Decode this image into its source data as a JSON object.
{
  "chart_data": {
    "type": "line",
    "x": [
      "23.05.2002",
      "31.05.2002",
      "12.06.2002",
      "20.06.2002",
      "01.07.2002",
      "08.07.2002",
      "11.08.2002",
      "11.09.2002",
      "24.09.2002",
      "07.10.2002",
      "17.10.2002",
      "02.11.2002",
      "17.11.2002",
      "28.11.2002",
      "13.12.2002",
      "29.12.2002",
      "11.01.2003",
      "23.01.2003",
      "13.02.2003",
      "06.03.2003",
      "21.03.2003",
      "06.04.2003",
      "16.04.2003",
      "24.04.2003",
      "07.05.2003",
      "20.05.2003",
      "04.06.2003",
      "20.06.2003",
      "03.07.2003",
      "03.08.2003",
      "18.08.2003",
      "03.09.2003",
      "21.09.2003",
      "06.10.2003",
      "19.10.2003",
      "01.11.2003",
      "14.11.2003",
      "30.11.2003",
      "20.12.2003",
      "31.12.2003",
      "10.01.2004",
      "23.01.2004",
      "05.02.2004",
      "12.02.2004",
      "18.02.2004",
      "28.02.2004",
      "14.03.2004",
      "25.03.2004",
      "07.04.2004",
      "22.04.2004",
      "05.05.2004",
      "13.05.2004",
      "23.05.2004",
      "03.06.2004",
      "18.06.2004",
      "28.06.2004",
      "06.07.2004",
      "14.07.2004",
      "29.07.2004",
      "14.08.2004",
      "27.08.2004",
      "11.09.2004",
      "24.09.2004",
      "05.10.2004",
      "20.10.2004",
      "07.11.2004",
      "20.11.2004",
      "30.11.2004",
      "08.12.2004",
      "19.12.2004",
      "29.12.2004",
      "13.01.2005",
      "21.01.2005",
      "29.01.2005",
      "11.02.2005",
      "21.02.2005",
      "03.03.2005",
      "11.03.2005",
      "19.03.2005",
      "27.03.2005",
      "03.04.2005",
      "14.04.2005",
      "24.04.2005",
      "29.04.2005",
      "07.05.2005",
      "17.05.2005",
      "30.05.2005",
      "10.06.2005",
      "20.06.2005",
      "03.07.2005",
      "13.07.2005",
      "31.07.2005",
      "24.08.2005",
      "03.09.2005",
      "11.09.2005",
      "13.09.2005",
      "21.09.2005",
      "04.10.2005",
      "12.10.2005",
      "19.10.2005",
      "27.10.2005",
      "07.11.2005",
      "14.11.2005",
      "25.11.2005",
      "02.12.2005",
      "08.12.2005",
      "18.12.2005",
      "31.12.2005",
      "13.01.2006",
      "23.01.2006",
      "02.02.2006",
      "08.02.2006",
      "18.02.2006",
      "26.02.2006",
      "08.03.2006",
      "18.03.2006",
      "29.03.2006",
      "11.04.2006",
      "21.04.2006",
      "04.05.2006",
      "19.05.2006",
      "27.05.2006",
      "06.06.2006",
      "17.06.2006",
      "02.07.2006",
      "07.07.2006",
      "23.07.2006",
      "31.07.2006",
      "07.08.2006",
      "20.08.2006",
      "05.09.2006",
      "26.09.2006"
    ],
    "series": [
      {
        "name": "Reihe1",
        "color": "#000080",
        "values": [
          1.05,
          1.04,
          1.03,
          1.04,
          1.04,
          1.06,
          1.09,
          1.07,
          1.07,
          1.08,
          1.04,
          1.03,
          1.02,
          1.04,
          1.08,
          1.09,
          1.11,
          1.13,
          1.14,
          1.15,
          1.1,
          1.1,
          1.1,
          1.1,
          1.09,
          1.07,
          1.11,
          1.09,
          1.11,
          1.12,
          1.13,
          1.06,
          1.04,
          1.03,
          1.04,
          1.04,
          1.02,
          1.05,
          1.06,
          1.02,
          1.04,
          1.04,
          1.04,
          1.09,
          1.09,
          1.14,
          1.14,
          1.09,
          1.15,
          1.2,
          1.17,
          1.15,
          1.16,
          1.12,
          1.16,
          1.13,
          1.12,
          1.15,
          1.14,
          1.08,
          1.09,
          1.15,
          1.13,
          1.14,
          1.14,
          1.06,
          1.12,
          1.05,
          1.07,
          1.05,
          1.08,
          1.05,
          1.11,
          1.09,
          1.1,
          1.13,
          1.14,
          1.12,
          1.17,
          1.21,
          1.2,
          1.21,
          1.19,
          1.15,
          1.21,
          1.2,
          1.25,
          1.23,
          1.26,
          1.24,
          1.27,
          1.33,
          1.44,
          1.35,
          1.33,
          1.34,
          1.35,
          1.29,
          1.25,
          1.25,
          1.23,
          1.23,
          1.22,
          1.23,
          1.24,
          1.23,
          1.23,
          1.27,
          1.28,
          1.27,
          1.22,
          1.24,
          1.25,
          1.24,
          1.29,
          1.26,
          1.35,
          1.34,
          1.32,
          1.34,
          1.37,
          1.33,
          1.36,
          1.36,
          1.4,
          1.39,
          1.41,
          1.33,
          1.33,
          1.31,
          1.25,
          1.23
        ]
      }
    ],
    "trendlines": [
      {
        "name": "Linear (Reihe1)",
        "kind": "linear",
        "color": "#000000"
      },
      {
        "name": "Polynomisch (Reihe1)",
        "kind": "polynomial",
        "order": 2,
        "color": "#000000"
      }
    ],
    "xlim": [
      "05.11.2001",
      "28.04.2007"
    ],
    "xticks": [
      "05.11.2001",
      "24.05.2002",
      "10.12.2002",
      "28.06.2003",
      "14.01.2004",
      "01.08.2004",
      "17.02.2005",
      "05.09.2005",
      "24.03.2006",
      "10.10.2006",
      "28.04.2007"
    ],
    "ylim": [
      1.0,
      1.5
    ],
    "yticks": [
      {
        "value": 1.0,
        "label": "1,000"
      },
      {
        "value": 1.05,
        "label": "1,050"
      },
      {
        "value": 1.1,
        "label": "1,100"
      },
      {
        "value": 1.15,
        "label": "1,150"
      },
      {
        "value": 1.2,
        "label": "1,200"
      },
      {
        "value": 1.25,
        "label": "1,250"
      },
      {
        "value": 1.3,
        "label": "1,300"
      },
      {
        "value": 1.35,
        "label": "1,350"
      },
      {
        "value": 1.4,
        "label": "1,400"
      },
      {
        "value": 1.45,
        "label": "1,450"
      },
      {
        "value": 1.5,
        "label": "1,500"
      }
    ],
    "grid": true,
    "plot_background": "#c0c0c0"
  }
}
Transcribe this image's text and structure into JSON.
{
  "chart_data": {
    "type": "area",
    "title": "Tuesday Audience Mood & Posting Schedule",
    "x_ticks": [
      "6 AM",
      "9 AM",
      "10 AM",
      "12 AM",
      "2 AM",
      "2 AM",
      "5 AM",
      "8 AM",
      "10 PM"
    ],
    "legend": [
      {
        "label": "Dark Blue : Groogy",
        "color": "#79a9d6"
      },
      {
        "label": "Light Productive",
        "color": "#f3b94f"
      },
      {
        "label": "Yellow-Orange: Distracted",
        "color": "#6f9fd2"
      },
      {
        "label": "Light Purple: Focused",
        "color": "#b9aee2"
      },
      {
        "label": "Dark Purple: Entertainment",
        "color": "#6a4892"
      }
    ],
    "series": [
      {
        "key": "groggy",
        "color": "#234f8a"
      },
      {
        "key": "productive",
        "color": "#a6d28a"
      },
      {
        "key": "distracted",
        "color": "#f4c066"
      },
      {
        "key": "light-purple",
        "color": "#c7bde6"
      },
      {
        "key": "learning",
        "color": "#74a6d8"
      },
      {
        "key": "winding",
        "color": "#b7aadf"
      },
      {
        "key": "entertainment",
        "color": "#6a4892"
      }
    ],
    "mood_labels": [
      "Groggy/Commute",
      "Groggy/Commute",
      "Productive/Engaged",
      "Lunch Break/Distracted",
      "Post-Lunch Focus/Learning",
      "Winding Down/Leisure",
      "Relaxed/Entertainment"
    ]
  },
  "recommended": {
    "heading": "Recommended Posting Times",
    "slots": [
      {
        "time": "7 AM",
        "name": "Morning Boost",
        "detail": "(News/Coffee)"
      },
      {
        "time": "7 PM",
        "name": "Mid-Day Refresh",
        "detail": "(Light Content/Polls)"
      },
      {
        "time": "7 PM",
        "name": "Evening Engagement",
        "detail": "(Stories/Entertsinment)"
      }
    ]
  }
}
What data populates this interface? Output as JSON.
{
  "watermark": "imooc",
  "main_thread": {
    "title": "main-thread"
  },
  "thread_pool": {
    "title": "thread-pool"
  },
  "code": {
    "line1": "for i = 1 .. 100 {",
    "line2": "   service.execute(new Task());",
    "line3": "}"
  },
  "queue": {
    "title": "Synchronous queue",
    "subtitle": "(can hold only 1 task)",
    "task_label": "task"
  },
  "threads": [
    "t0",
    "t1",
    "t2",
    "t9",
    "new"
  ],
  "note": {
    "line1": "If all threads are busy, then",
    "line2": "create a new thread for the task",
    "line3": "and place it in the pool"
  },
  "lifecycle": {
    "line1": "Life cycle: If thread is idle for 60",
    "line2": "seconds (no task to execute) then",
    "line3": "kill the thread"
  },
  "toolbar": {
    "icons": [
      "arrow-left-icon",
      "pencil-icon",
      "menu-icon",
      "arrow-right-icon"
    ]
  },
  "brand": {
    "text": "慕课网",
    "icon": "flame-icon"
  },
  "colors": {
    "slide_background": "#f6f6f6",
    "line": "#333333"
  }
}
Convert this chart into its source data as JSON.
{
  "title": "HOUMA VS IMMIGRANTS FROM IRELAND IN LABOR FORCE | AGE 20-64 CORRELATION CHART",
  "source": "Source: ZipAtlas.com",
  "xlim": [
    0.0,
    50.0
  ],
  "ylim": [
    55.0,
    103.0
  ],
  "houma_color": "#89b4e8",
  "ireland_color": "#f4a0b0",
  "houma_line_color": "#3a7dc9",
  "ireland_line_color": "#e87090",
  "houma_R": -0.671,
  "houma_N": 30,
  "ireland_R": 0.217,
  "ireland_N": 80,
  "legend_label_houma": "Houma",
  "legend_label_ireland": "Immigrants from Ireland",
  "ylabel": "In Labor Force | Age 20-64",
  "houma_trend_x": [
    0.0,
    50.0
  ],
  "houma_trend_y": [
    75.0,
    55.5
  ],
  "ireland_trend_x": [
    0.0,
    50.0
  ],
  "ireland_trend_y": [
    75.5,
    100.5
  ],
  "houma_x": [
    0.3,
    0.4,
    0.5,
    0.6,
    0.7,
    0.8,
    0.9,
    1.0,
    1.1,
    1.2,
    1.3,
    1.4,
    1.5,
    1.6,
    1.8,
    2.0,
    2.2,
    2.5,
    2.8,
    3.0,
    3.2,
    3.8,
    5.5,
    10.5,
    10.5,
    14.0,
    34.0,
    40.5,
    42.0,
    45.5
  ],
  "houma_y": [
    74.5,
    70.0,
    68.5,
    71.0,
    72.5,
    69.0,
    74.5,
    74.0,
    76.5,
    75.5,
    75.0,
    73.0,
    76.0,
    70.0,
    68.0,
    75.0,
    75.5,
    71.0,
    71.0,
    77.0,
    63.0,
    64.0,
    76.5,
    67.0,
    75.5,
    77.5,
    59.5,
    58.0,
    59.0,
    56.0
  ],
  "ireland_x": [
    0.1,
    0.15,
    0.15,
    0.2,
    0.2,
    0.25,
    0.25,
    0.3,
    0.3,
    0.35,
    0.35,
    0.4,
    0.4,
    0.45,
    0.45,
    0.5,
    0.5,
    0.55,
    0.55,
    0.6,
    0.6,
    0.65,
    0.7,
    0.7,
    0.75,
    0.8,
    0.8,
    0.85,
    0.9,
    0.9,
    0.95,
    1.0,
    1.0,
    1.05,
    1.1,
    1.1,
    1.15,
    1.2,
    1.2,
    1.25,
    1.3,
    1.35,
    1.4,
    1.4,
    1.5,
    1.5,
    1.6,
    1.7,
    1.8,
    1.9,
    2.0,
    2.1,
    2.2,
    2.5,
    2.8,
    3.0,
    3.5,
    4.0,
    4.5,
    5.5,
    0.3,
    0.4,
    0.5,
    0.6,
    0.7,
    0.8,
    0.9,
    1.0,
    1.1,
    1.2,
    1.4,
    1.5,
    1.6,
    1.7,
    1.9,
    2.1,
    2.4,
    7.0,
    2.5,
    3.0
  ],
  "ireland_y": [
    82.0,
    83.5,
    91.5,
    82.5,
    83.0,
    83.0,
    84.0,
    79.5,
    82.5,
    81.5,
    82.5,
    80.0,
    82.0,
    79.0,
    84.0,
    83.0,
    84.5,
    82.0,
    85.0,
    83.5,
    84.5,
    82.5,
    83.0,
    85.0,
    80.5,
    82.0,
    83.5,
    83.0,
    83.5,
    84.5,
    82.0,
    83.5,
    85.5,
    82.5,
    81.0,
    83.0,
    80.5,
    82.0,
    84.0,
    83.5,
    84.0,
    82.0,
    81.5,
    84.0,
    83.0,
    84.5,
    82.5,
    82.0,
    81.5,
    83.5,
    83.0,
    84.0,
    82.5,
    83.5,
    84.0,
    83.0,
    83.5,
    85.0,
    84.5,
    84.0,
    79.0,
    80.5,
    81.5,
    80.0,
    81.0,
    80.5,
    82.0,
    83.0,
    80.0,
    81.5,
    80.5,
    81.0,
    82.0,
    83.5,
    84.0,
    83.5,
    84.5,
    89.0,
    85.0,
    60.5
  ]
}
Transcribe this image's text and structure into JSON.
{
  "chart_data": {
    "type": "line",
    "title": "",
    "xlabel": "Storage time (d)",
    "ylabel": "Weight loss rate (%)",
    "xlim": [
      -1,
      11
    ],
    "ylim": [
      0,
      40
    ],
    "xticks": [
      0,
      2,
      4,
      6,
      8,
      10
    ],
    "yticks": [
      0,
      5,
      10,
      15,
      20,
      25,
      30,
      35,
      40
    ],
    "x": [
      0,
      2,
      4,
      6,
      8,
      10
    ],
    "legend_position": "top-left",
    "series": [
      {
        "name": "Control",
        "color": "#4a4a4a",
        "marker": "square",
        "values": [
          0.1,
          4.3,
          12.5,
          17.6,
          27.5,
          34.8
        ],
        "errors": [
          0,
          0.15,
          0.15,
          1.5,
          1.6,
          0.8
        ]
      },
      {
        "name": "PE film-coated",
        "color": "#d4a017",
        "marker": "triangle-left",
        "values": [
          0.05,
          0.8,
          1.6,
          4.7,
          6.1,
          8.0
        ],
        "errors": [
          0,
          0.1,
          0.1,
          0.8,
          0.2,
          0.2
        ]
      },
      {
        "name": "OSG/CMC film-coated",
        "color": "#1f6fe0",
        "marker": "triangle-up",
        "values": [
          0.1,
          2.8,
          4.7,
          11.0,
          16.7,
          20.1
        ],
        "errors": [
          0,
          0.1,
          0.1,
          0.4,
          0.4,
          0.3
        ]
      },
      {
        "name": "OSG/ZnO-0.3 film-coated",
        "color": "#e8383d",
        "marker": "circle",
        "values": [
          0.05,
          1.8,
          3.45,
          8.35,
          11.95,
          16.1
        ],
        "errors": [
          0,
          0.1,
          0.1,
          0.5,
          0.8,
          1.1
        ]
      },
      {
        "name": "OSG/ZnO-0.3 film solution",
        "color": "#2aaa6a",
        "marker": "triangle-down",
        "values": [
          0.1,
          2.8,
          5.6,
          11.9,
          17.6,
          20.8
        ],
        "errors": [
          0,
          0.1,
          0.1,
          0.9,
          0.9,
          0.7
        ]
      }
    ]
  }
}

> Requirements: The string "source" may appear in lines of the listing above; tally those lines and give the number only.

> Finished exercise: 3